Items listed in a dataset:
__________

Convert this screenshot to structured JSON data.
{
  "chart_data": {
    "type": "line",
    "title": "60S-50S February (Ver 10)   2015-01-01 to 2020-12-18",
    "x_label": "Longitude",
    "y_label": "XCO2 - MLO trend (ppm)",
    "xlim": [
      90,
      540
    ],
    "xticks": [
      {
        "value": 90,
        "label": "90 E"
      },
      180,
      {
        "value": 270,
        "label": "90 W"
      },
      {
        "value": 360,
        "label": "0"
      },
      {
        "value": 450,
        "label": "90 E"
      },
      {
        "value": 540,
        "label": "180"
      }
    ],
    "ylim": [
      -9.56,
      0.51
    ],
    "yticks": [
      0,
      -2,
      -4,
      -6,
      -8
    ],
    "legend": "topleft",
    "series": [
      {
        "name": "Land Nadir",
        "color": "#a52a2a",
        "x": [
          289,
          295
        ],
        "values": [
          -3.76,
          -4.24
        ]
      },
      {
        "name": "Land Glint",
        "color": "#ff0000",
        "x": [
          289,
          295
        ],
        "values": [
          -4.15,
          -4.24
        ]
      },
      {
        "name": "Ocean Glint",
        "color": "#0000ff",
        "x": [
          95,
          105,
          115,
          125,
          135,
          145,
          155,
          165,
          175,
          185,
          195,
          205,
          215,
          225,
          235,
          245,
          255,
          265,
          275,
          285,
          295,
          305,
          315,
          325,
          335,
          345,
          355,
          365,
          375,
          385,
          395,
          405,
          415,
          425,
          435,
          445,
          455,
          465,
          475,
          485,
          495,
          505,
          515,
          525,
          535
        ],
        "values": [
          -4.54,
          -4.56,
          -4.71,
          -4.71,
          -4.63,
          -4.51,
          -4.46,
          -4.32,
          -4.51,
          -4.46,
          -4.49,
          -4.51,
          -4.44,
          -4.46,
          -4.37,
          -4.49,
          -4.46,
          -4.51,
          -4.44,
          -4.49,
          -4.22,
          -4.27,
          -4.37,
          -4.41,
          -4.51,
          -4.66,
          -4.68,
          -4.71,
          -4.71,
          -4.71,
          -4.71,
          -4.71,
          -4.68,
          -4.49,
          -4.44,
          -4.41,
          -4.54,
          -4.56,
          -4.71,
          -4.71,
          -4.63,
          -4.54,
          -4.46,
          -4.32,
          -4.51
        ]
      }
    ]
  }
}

__________

Exercise goal: Where a line contains the string "name", extract that line.

Answer to this task:
        "name": "Land Nadir",
        "name": "Land Glint",
        "name": "Ocean Glint",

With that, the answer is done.